## [Raw records]
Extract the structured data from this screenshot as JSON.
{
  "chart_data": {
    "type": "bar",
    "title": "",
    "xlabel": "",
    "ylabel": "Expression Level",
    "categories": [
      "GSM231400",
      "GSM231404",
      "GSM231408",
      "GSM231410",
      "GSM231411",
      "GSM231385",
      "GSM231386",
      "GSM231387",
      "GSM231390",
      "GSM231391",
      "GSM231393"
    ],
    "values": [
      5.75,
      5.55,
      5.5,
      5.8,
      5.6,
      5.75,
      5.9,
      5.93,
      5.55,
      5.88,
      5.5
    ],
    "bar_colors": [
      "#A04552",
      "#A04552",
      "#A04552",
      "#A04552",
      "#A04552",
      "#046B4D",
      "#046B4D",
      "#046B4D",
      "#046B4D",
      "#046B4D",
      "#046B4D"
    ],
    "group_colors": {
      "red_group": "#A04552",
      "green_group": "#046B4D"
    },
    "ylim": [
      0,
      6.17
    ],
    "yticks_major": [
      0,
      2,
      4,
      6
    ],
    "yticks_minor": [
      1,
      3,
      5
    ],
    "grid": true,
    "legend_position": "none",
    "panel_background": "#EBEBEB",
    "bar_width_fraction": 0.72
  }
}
---
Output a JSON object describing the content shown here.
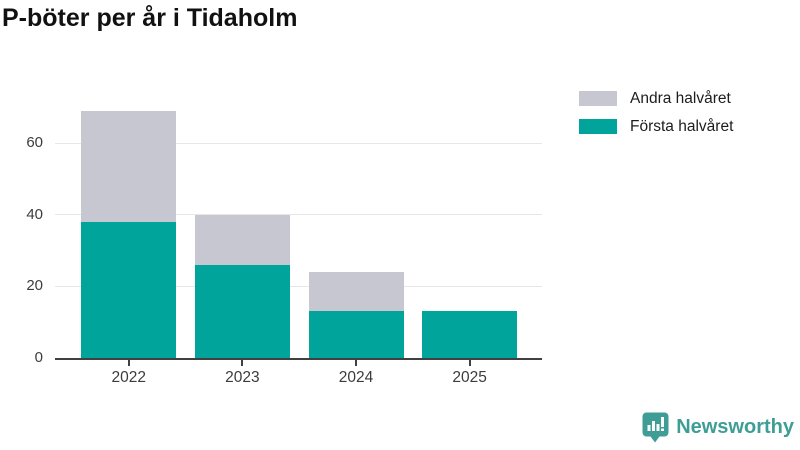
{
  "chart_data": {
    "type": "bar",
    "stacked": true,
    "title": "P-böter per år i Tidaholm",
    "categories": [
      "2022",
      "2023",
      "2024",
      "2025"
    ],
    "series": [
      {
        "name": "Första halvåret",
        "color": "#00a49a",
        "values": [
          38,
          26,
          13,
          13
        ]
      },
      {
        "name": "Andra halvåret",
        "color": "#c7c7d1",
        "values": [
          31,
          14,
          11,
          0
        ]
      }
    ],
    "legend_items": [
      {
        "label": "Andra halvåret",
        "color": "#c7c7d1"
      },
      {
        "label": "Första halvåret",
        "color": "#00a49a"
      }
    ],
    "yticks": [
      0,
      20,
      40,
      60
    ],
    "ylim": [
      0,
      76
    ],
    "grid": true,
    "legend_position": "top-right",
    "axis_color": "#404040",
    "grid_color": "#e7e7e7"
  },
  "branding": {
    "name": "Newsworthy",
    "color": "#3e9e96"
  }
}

## [Request]
Using the records above, pull out each line where the word "JSON" occurs.

## [Answer to this problem]
Extract the structured data from this screenshot as JSON.
Output a JSON object describing the content shown here.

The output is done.